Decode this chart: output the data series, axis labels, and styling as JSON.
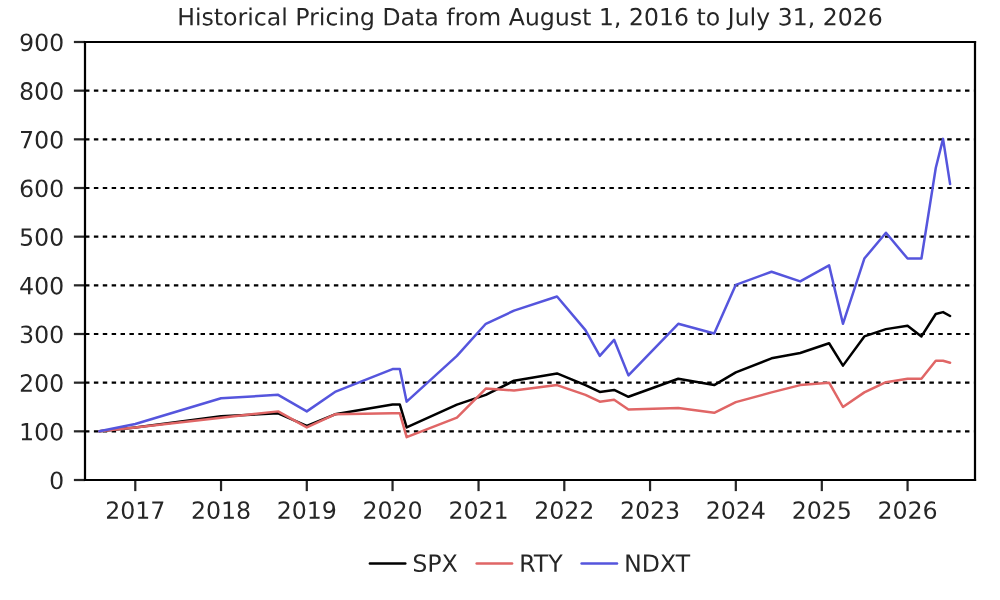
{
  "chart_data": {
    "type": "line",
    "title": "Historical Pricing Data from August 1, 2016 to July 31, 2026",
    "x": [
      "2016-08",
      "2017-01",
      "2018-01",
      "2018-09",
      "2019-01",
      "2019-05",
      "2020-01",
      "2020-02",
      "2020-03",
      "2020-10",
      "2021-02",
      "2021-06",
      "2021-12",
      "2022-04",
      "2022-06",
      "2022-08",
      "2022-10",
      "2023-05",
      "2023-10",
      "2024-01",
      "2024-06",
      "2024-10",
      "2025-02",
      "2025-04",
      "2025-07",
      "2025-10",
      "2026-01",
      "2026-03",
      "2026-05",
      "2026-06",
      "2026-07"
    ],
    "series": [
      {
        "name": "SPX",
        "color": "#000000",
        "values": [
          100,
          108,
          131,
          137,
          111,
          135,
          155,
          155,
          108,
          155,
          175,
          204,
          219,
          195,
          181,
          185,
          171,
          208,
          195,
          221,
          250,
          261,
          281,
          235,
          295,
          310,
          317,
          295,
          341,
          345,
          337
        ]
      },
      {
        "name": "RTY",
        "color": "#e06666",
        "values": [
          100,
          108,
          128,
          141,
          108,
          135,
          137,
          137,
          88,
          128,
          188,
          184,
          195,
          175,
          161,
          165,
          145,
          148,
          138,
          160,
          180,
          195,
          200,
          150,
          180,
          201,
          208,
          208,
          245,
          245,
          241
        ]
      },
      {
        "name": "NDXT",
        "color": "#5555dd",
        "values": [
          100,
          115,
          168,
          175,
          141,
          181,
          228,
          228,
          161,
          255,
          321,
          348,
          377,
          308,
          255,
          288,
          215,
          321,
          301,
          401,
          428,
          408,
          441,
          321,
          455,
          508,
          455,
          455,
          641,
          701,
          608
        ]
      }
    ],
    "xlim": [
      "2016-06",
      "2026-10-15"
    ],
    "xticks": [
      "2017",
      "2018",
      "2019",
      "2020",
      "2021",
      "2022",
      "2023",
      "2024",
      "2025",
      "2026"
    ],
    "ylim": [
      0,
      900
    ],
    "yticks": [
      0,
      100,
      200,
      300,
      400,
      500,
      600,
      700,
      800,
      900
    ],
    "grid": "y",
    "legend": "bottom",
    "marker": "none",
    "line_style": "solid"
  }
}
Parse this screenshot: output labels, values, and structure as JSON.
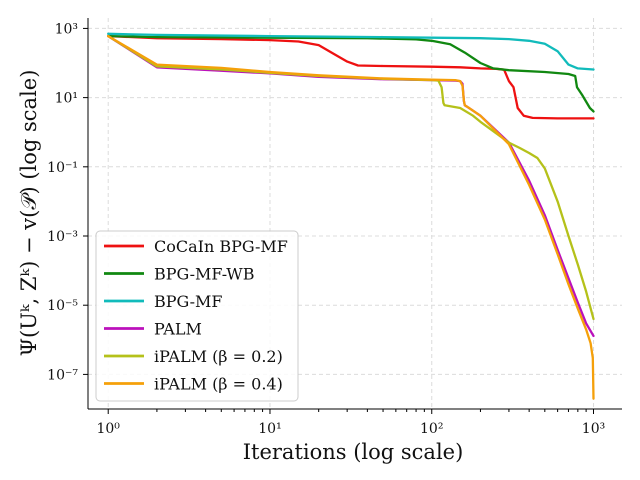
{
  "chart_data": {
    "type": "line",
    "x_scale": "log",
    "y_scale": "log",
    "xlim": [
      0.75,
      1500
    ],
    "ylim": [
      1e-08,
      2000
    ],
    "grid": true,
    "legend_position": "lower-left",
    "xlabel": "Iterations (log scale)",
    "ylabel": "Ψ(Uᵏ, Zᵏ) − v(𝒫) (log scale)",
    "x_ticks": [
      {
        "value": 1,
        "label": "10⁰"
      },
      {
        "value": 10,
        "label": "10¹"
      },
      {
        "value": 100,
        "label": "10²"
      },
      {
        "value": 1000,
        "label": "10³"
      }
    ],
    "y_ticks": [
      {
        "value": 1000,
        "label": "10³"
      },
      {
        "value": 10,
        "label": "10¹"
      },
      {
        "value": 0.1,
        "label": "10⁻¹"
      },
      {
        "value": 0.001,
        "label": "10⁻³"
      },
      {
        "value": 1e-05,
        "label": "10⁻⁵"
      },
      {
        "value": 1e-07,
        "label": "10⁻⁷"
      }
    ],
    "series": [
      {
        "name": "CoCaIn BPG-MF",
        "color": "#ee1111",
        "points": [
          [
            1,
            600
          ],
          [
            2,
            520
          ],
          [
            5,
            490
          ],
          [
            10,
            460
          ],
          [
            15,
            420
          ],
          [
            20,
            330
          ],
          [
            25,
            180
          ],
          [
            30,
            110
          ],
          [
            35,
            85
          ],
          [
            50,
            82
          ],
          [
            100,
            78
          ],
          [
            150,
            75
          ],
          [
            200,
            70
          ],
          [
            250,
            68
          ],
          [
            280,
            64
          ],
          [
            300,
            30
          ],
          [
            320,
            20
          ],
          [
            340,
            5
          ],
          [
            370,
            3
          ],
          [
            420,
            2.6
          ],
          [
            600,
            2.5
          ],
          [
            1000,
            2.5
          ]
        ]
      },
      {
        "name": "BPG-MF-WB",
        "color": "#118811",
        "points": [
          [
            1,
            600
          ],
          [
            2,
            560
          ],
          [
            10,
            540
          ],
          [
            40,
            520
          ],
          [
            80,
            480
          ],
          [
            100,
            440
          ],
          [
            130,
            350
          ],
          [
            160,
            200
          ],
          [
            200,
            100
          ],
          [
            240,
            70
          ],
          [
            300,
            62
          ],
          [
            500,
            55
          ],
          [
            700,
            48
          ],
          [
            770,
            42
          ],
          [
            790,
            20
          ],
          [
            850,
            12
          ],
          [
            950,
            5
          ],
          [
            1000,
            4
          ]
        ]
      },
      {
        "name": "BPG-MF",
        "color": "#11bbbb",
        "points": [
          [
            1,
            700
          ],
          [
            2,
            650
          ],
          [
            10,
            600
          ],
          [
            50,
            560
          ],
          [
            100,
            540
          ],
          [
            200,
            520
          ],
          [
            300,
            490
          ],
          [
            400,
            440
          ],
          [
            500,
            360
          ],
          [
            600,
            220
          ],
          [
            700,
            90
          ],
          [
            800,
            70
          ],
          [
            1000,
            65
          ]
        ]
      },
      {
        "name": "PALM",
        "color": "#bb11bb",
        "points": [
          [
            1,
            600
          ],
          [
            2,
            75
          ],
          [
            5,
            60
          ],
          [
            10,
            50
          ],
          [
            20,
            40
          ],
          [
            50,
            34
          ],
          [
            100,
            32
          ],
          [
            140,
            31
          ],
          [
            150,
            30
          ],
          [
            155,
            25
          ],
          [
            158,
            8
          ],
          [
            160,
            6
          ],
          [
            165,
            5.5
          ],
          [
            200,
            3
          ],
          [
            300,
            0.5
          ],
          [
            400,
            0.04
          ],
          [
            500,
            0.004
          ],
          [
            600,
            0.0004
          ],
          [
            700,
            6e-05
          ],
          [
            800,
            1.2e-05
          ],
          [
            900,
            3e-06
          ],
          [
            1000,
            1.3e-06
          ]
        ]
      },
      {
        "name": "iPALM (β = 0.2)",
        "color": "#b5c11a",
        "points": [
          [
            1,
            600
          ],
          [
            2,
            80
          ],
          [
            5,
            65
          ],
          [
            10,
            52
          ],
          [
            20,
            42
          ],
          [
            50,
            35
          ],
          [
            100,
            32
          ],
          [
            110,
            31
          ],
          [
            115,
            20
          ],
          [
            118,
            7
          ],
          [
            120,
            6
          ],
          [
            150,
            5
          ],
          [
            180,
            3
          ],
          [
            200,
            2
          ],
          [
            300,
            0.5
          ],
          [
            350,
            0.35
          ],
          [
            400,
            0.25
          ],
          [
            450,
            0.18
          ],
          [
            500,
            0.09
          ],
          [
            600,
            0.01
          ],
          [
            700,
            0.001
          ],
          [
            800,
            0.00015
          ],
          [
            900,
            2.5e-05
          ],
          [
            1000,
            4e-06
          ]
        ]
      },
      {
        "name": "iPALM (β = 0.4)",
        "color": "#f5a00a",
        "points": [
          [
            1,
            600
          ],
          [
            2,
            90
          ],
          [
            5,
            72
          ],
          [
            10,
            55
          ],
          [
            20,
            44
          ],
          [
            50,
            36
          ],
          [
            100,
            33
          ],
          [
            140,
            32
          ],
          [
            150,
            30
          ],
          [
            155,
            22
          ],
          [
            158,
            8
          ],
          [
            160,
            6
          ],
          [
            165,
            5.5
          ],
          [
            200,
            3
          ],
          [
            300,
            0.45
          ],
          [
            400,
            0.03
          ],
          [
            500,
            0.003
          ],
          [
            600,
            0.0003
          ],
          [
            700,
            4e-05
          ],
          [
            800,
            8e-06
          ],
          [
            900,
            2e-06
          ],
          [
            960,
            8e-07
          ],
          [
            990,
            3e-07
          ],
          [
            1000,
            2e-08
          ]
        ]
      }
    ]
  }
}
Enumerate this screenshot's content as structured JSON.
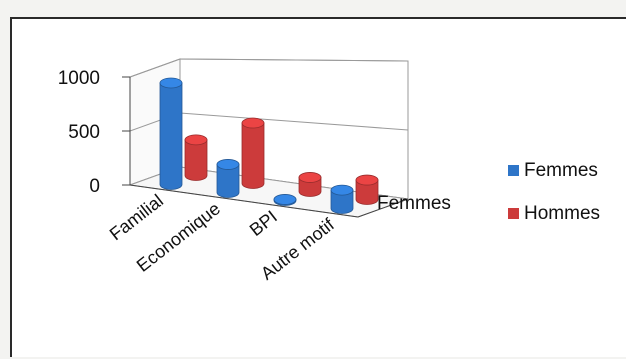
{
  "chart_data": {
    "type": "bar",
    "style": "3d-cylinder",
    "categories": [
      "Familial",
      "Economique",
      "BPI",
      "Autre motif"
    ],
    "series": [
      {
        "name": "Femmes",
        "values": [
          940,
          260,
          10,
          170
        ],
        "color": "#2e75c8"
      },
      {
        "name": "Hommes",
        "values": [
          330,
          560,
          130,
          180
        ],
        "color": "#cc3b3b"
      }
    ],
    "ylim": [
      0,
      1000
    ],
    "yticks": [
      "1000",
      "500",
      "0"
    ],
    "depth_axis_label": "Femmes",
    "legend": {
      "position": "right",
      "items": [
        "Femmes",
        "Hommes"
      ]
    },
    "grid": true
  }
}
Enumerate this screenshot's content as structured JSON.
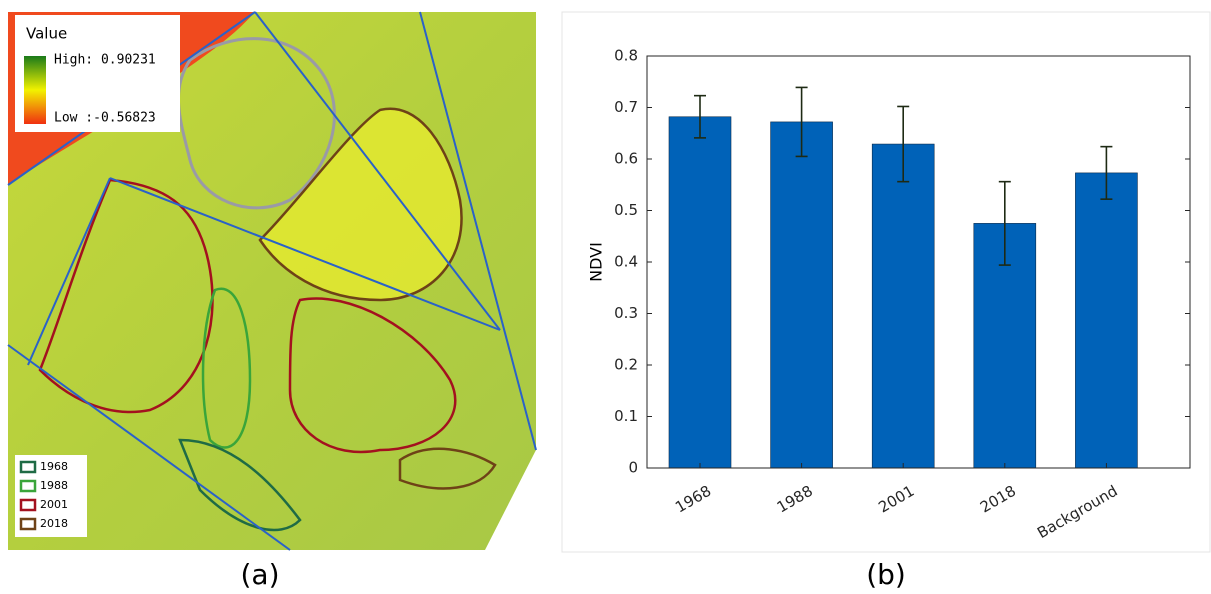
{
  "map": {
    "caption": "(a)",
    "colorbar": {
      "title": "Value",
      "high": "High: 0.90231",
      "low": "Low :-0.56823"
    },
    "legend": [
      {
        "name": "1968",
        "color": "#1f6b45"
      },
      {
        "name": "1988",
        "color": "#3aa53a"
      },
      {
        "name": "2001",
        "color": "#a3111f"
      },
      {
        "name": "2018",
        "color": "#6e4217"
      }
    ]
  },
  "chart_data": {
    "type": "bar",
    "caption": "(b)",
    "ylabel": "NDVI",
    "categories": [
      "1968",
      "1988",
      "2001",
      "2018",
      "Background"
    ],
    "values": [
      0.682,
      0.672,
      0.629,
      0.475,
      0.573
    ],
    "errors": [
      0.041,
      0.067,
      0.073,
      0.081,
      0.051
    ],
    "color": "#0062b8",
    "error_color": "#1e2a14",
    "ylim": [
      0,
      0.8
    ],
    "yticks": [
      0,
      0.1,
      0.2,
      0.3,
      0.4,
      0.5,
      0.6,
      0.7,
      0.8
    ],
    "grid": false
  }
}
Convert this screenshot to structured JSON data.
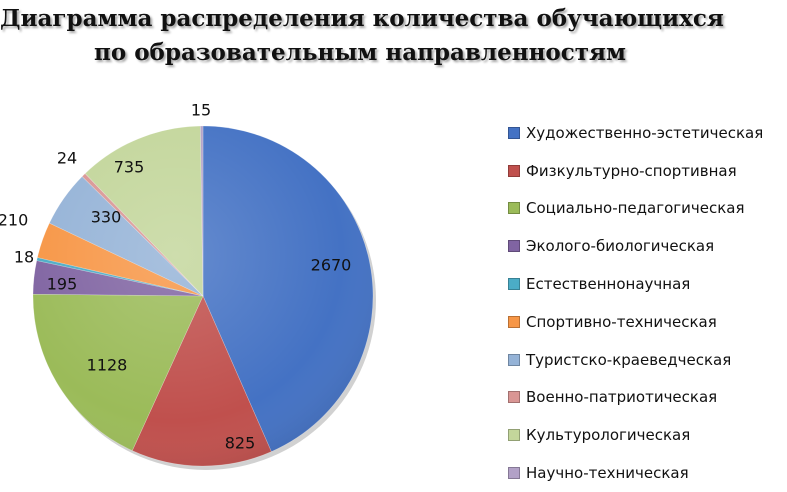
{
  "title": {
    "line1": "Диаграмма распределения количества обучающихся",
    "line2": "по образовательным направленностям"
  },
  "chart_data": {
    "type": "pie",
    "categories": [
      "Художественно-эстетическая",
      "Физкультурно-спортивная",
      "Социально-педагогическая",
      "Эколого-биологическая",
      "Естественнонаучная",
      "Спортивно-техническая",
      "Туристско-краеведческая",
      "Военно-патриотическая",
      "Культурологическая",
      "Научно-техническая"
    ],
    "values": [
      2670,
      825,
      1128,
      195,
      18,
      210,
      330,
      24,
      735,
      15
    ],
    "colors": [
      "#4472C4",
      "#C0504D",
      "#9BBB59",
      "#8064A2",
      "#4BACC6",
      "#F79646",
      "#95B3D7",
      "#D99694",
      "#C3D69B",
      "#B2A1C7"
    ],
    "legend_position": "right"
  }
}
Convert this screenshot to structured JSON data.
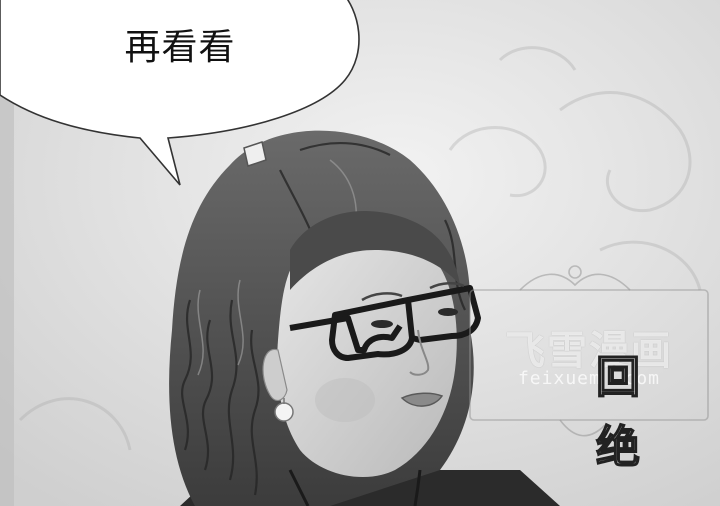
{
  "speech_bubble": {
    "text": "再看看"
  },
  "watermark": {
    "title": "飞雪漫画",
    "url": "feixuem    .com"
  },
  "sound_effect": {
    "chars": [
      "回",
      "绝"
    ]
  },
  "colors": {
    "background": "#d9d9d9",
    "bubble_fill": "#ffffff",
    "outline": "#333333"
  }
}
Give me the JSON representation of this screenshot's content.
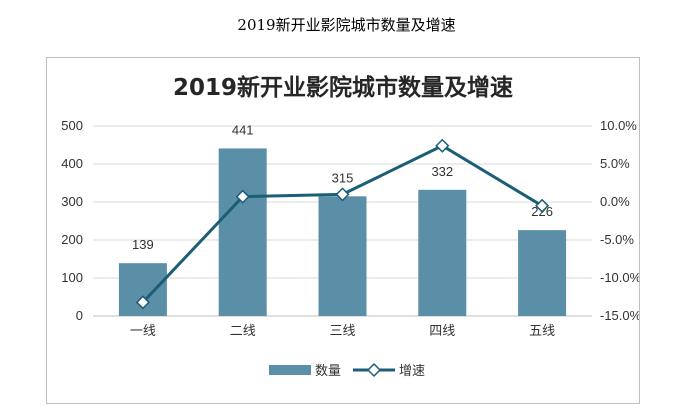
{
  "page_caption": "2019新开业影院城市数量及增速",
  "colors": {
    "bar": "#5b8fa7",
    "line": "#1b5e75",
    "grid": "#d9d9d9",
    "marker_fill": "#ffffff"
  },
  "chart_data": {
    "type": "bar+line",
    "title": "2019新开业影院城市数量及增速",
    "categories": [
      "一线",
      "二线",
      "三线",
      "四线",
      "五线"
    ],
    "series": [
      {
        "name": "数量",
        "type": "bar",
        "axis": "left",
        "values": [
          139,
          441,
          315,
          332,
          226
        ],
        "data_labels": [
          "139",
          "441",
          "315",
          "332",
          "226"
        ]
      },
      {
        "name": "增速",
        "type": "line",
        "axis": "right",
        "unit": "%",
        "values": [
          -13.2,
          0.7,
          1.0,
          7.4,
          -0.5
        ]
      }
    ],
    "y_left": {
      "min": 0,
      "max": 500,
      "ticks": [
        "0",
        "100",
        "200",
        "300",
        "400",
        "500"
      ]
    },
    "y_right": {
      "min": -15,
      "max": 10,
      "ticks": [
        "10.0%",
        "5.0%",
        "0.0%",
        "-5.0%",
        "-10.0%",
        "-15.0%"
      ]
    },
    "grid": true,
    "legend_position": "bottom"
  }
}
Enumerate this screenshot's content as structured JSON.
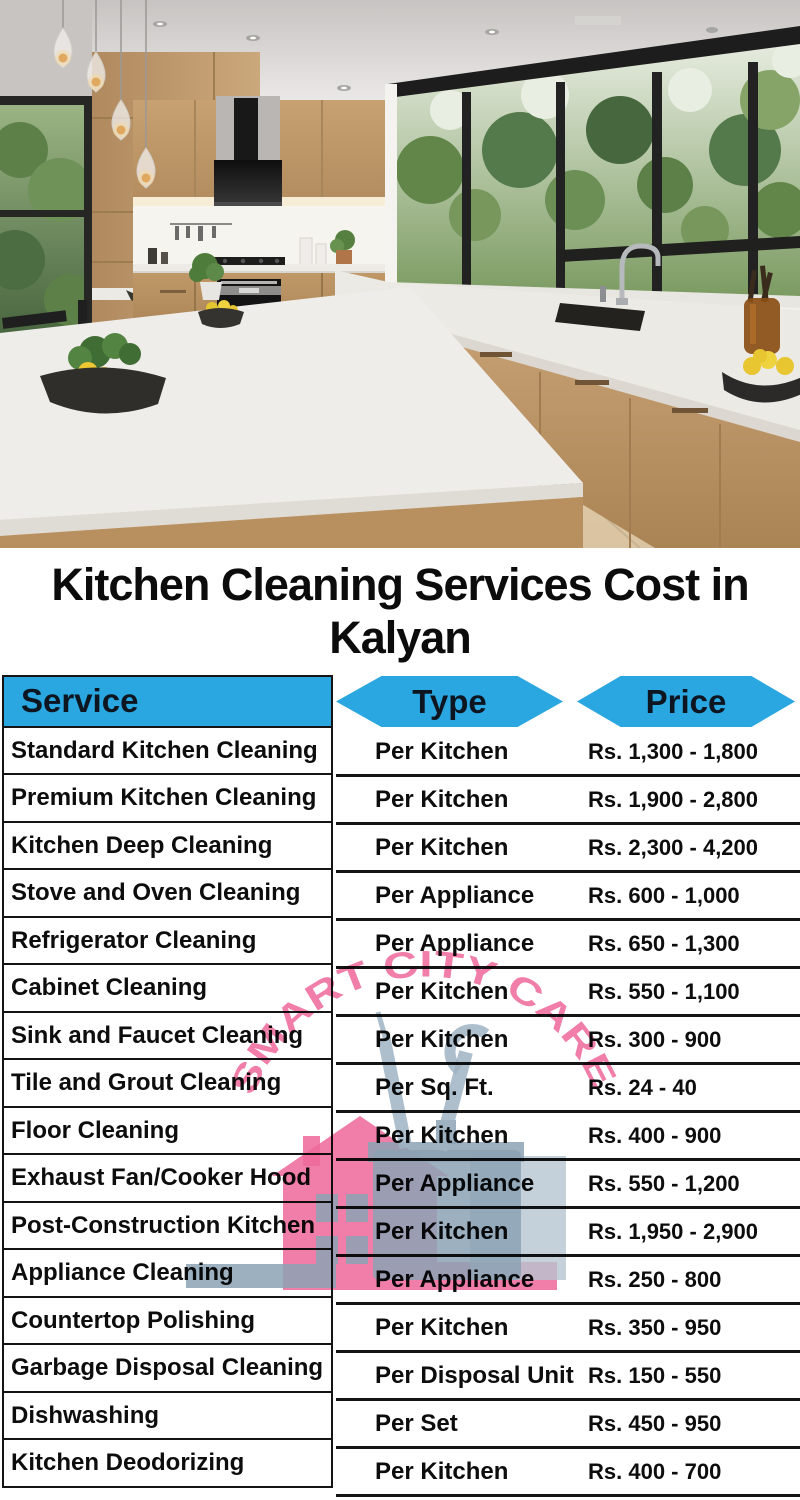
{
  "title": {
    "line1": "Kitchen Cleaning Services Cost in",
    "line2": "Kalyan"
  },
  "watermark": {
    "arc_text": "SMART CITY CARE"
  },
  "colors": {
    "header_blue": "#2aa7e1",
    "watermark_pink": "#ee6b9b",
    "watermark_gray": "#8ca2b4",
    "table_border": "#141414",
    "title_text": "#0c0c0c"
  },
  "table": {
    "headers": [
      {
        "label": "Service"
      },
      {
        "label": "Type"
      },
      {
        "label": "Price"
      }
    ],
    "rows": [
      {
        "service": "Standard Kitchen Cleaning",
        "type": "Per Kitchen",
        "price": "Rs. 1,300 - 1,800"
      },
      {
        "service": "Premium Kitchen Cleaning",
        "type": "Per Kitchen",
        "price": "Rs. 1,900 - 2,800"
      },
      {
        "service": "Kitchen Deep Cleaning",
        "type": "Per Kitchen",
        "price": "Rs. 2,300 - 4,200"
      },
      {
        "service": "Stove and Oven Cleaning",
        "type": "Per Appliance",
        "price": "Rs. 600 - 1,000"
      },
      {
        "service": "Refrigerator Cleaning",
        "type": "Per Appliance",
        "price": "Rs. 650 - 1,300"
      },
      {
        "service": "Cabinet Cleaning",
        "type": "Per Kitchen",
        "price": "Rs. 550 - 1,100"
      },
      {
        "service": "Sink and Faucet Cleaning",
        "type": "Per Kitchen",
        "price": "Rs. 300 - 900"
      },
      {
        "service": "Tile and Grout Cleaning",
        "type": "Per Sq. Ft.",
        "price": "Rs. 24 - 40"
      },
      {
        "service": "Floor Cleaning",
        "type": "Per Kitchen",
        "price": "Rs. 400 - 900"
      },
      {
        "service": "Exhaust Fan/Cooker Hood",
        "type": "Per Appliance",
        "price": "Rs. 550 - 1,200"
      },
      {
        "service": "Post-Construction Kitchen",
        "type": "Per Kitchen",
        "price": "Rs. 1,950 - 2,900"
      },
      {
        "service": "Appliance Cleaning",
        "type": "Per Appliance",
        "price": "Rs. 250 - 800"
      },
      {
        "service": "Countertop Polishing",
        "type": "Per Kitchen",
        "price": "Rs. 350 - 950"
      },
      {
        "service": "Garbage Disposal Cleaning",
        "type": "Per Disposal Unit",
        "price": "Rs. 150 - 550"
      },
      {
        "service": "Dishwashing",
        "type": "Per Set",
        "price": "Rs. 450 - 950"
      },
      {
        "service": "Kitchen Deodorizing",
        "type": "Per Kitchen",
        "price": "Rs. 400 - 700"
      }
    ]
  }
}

________

List all lines above in which the string "grid" appears.

**Task output:**
    "grid": "y",
    "grid": true,
    "grid": true
    "grid": false
    "grid": "#d9d9d9",
    "grid": true,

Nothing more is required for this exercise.